#### [What to produce]
Return the listing below word for word.

#### [Stored records]
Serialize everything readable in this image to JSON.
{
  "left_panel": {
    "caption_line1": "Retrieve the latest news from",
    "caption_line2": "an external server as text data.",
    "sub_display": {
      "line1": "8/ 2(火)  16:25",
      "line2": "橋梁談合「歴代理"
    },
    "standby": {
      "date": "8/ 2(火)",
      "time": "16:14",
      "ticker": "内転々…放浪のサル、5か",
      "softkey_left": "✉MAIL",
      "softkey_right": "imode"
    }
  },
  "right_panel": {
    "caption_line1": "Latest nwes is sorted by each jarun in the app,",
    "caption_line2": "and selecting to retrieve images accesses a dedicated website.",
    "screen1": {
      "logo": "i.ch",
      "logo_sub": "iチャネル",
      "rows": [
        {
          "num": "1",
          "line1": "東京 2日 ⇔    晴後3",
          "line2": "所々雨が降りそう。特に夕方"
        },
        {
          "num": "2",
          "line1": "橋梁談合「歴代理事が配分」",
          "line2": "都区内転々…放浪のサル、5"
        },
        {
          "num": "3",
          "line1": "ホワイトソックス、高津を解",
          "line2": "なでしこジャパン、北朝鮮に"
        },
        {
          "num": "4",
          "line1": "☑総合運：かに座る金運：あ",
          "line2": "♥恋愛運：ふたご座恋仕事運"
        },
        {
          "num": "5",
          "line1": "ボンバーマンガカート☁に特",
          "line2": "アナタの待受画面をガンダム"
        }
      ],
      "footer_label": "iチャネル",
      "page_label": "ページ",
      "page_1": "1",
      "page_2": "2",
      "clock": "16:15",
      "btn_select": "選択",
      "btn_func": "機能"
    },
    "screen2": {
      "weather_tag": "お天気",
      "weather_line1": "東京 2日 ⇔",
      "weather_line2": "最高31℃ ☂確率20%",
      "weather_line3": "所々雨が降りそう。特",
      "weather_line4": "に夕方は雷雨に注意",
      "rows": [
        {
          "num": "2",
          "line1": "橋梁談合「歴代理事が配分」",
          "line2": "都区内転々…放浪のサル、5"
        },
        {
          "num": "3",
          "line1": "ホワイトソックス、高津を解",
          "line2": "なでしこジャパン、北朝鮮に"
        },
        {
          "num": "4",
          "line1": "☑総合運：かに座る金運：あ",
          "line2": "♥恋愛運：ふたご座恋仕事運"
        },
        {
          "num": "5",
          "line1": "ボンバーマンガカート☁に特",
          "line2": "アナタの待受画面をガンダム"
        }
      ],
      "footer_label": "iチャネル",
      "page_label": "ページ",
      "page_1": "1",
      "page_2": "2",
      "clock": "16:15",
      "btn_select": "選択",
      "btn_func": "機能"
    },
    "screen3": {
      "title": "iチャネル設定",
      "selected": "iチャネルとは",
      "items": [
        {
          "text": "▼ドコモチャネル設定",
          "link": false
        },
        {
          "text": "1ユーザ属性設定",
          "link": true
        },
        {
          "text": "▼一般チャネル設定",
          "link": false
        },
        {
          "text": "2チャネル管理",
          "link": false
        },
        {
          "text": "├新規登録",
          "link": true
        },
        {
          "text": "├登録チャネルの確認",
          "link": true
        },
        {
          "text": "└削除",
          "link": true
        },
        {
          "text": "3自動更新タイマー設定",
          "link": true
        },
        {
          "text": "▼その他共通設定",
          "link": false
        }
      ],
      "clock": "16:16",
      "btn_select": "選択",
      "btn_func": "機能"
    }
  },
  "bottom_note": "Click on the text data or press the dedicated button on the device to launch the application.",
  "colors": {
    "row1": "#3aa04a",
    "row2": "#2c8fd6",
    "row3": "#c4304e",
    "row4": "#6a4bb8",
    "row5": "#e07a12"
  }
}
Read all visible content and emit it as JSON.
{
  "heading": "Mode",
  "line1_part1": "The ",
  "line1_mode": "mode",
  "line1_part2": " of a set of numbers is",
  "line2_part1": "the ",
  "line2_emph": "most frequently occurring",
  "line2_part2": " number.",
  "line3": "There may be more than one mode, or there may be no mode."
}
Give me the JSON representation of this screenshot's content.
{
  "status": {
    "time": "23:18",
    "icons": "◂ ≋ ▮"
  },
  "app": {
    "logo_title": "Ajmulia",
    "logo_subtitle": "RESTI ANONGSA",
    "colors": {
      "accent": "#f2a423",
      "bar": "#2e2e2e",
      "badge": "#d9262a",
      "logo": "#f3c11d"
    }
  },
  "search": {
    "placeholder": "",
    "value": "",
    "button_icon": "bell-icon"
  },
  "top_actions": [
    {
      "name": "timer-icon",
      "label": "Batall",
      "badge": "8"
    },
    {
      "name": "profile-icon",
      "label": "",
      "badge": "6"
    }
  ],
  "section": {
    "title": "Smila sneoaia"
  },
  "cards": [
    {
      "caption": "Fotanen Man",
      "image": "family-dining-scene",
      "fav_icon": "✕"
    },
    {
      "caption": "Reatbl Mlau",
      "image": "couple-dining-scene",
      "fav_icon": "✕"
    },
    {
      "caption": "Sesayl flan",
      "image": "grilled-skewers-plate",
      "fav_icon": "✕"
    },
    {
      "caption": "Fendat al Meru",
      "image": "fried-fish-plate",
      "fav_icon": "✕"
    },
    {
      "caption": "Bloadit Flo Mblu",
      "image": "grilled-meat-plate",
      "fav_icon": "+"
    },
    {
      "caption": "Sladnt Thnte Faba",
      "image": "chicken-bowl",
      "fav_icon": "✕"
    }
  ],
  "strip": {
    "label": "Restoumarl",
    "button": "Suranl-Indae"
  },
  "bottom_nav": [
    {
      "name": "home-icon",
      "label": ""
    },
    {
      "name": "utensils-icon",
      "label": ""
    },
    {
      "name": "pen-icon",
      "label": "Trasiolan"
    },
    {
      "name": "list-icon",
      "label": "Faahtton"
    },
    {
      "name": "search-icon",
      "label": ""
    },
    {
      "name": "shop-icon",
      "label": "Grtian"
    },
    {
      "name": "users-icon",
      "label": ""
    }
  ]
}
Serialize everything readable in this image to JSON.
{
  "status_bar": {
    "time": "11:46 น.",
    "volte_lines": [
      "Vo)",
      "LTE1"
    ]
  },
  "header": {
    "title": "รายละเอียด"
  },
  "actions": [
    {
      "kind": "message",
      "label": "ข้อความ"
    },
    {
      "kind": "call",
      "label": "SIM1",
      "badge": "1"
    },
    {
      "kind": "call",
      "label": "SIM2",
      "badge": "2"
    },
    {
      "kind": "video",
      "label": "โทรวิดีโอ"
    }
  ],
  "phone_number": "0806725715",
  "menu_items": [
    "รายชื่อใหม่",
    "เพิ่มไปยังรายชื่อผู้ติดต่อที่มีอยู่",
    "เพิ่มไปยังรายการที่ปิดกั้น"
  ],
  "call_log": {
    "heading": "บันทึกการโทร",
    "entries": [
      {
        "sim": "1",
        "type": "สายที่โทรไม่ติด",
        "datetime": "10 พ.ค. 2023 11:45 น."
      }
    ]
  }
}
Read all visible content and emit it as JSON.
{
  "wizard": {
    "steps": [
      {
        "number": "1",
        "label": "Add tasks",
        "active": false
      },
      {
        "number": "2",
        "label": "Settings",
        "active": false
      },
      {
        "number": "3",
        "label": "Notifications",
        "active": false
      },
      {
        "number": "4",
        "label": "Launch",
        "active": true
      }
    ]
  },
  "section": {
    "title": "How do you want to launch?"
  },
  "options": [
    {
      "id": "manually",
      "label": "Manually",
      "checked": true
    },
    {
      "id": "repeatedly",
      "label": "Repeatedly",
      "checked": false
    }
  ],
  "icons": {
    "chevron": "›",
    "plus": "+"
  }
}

#### [Exercise output]
Serialize everything readable in this image to JSON.
{
  "left_panel": {
    "caption_line1": "Retrieve the latest news from",
    "caption_line2": "an external server as text data.",
    "sub_display": {
      "line1": "8/ 2(火)  16:25",
      "line2": "橋梁談合「歴代理"
    },
    "standby": {
      "date": "8/ 2(火)",
      "time": "16:14",
      "ticker": "内転々…放浪のサル、5か",
      "softkey_left": "✉MAIL",
      "softkey_right": "imode"
    }
  },
  "right_panel": {
    "caption_line1": "Latest nwes is sorted by each jarun in the app,",
    "caption_line2": "and selecting to retrieve images accesses a dedicated website.",
    "screen1": {
      "logo": "i.ch",
      "logo_sub": "iチャネル",
      "rows": [
        {
          "num": "1",
          "line1": "東京 2日 ⇔    晴後3",
          "line2": "所々雨が降りそう。特に夕方"
        },
        {
          "num": "2",
          "line1": "橋梁談合「歴代理事が配分」",
          "line2": "都区内転々…放浪のサル、5"
        },
        {
          "num": "3",
          "line1": "ホワイトソックス、高津を解",
          "line2": "なでしこジャパン、北朝鮮に"
        },
        {
          "num": "4",
          "line1": "☑総合運：かに座る金運：あ",
          "line2": "♥恋愛運：ふたご座恋仕事運"
        },
        {
          "num": "5",
          "line1": "ボンバーマンガカート☁に特",
          "line2": "アナタの待受画面をガンダム"
        }
      ],
      "footer_label": "iチャネル",
      "page_label": "ページ",
      "page_1": "1",
      "page_2": "2",
      "clock": "16:15",
      "btn_select": "選択",
      "btn_func": "機能"
    },
    "screen2": {
      "weather_tag": "お天気",
      "weather_line1": "東京 2日 ⇔",
      "weather_line2": "最高31℃ ☂確率20%",
      "weather_line3": "所々雨が降りそう。特",
      "weather_line4": "に夕方は雷雨に注意",
      "rows": [
        {
          "num": "2",
          "line1": "橋梁談合「歴代理事が配分」",
          "line2": "都区内転々…放浪のサル、5"
        },
        {
          "num": "3",
          "line1": "ホワイトソックス、高津を解",
          "line2": "なでしこジャパン、北朝鮮に"
        },
        {
          "num": "4",
          "line1": "☑総合運：かに座る金運：あ",
          "line2": "♥恋愛運：ふたご座恋仕事運"
        },
        {
          "num": "5",
          "line1": "ボンバーマンガカート☁に特",
          "line2": "アナタの待受画面をガンダム"
        }
      ],
      "footer_label": "iチャネル",
      "page_label": "ページ",
      "page_1": "1",
      "page_2": "2",
      "clock": "16:15",
      "btn_select": "選択",
      "btn_func": "機能"
    },
    "screen3": {
      "title": "iチャネル設定",
      "selected": "iチャネルとは",
      "items": [
        {
          "text": "▼ドコモチャネル設定",
          "link": false
        },
        {
          "text": "1ユーザ属性設定",
          "link": true
        },
        {
          "text": "▼一般チャネル設定",
          "link": false
        },
        {
          "text": "2チャネル管理",
          "link": false
        },
        {
          "text": "├新規登録",
          "link": true
        },
        {
          "text": "├登録チャネルの確認",
          "link": true
        },
        {
          "text": "└削除",
          "link": true
        },
        {
          "text": "3自動更新タイマー設定",
          "link": true
        },
        {
          "text": "▼その他共通設定",
          "link": false
        }
      ],
      "clock": "16:16",
      "btn_select": "選択",
      "btn_func": "機能"
    }
  },
  "bottom_note": "Click on the text data or press the dedicated button on the device to launch the application.",
  "colors": {
    "row1": "#3aa04a",
    "row2": "#2c8fd6",
    "row3": "#c4304e",
    "row4": "#6a4bb8",
    "row5": "#e07a12"
  }
}
Read all visible content and emit it as JSON.
{
  "heading": "Mode",
  "line1_part1": "The ",
  "line1_mode": "mode",
  "line1_part2": " of a set of numbers is",
  "line2_part1": "the ",
  "line2_emph": "most frequently occurring",
  "line2_part2": " number.",
  "line3": "There may be more than one mode, or there may be no mode."
}
Give me the JSON representation of this screenshot's content.
{
  "status": {
    "time": "23:18",
    "icons": "◂ ≋ ▮"
  },
  "app": {
    "logo_title": "Ajmulia",
    "logo_subtitle": "RESTI ANONGSA",
    "colors": {
      "accent": "#f2a423",
      "bar": "#2e2e2e",
      "badge": "#d9262a",
      "logo": "#f3c11d"
    }
  },
  "search": {
    "placeholder": "",
    "value": "",
    "button_icon": "bell-icon"
  },
  "top_actions": [
    {
      "name": "timer-icon",
      "label": "Batall",
      "badge": "8"
    },
    {
      "name": "profile-icon",
      "label": "",
      "badge": "6"
    }
  ],
  "section": {
    "title": "Smila sneoaia"
  },
  "cards": [
    {
      "caption": "Fotanen Man",
      "image": "family-dining-scene",
      "fav_icon": "✕"
    },
    {
      "caption": "Reatbl Mlau",
      "image": "couple-dining-scene",
      "fav_icon": "✕"
    },
    {
      "caption": "Sesayl flan",
      "image": "grilled-skewers-plate",
      "fav_icon": "✕"
    },
    {
      "caption": "Fendat al Meru",
      "image": "fried-fish-plate",
      "fav_icon": "✕"
    },
    {
      "caption": "Bloadit Flo Mblu",
      "image": "grilled-meat-plate",
      "fav_icon": "+"
    },
    {
      "caption": "Sladnt Thnte Faba",
      "image": "chicken-bowl",
      "fav_icon": "✕"
    }
  ],
  "strip": {
    "label": "Restoumarl",
    "button": "Suranl-Indae"
  },
  "bottom_nav": [
    {
      "name": "home-icon",
      "label": ""
    },
    {
      "name": "utensils-icon",
      "label": ""
    },
    {
      "name": "pen-icon",
      "label": "Trasiolan"
    },
    {
      "name": "list-icon",
      "label": "Faahtton"
    },
    {
      "name": "search-icon",
      "label": ""
    },
    {
      "name": "shop-icon",
      "label": "Grtian"
    },
    {
      "name": "users-icon",
      "label": ""
    }
  ]
}
Serialize everything readable in this image to JSON.
{
  "status_bar": {
    "time": "11:46 น.",
    "volte_lines": [
      "Vo)",
      "LTE1"
    ]
  },
  "header": {
    "title": "รายละเอียด"
  },
  "actions": [
    {
      "kind": "message",
      "label": "ข้อความ"
    },
    {
      "kind": "call",
      "label": "SIM1",
      "badge": "1"
    },
    {
      "kind": "call",
      "label": "SIM2",
      "badge": "2"
    },
    {
      "kind": "video",
      "label": "โทรวิดีโอ"
    }
  ],
  "phone_number": "0806725715",
  "menu_items": [
    "รายชื่อใหม่",
    "เพิ่มไปยังรายชื่อผู้ติดต่อที่มีอยู่",
    "เพิ่มไปยังรายการที่ปิดกั้น"
  ],
  "call_log": {
    "heading": "บันทึกการโทร",
    "entries": [
      {
        "sim": "1",
        "type": "สายที่โทรไม่ติด",
        "datetime": "10 พ.ค. 2023 11:45 น."
      }
    ]
  }
}
Read all visible content and emit it as JSON.
{
  "wizard": {
    "steps": [
      {
        "number": "1",
        "label": "Add tasks",
        "active": false
      },
      {
        "number": "2",
        "label": "Settings",
        "active": false
      },
      {
        "number": "3",
        "label": "Notifications",
        "active": false
      },
      {
        "number": "4",
        "label": "Launch",
        "active": true
      }
    ]
  },
  "section": {
    "title": "How do you want to launch?"
  },
  "options": [
    {
      "id": "manually",
      "label": "Manually",
      "checked": true
    },
    {
      "id": "repeatedly",
      "label": "Repeatedly",
      "checked": false
    }
  ],
  "icons": {
    "chevron": "›",
    "plus": "+"
  }
}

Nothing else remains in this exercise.